§ DOCUMENT PASSAGE

<<<<

The situation had been made even worse by the unprecedented pressures of the pandemic which had left staff exhausted.
It was a sentiment echoed in the statement from Trewythen Hall which said: “Trewythen Hall Care Home service has faced a long-term recruitment challenge since the outbreak of the COVID-19 pandemic, which has made staffing our care home consistently to the appropriate levels, reliant on agency carers or overtime shifts from our amazing staff.
“Despite our best efforts to attract qualified carers to the home, we have been unable to solve this recruitment challenge.”
“Trewythen Hall began expansion and refurbishing works in 2019, to modernise all facilities and bring all the residential care bedrooms to above regulatory size.
“Sadly, access and material shortages during the pandemic only allowed us to complete a handful of the bedrooms.
“In light of the ongoing issues in operating as residential care service in the present environment, we have made difficult decision to close the care service…”
Mr Kreft said: “The closure of Trewythen is an absolute disaster for the vulnerable residents, their families and the staff who have lost their jobs.

>>>>

§ DATA TO EXAMINE
<<<<

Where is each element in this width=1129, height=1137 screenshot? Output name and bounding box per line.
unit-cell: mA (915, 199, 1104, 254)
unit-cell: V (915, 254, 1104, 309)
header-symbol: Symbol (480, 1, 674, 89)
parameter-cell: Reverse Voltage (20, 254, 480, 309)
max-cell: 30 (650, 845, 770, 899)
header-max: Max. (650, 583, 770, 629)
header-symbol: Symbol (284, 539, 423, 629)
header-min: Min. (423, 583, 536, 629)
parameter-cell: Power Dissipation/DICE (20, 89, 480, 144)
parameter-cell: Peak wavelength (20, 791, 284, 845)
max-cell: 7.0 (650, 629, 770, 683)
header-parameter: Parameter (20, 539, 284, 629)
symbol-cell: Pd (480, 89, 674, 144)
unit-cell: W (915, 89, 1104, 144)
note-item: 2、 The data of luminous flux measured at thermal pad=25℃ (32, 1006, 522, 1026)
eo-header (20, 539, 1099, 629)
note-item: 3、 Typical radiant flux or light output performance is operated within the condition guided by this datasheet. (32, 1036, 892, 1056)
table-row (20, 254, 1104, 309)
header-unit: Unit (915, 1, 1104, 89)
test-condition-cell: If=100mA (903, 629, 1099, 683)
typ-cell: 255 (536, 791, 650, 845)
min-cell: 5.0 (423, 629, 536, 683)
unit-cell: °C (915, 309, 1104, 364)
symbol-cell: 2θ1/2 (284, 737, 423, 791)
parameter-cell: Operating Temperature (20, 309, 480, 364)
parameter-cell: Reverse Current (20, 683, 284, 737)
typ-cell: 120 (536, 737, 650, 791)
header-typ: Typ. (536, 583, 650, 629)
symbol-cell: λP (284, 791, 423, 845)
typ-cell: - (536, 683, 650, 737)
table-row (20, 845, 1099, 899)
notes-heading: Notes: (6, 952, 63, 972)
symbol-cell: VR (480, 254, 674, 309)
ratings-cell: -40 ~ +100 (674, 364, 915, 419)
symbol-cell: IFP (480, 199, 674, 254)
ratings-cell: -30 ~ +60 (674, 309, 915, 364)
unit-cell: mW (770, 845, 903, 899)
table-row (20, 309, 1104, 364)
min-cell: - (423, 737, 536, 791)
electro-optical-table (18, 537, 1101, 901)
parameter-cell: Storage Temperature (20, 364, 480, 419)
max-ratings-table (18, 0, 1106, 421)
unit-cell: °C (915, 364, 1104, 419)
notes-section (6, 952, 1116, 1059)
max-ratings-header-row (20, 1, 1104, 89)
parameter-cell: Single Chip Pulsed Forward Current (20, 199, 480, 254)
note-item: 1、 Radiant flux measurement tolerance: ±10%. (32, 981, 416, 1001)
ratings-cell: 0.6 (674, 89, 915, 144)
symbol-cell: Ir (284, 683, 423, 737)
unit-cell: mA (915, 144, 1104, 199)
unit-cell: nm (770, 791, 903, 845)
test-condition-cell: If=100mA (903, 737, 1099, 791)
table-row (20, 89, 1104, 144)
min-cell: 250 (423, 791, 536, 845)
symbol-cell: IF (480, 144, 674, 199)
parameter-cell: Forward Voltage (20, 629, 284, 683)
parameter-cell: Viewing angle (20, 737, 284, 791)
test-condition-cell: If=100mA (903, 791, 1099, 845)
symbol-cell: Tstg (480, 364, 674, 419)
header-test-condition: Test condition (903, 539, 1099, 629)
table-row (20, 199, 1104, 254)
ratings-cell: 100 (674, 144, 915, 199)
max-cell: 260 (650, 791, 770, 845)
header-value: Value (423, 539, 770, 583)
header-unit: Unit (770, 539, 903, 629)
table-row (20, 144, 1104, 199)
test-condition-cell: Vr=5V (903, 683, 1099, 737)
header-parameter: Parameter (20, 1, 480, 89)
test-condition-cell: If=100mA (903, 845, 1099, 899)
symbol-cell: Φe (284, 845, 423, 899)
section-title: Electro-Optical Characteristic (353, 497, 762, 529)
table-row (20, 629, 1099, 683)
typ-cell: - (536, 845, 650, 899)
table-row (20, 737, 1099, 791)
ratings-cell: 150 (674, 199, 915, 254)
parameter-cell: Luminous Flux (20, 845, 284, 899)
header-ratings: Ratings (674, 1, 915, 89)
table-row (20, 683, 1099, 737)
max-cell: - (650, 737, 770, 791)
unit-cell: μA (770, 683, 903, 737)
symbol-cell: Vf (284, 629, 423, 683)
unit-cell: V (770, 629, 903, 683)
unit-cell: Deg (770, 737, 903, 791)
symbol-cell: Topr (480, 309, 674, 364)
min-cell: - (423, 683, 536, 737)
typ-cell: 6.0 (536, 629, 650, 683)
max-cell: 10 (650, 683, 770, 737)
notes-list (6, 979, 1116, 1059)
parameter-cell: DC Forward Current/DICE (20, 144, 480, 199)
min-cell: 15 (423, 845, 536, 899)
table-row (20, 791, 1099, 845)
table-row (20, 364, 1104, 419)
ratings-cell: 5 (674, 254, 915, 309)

>>>>

§ ACTIVITY
From the care home closure passage, write out word for word the portion that begins with the words containing "It was a sentiment" and ends with "our amazing staff.".

§ RESULT
It was a sentiment echoed in the statement from Trewythen Hall which said: “Trewythen Hall Care Home service has faced a long-term recruitment challenge since the outbreak of the COVID-19 pandemic, which has made staffing our care home consistently to the appropriate levels, reliant on agency carers or overtime shifts from our amazing staff.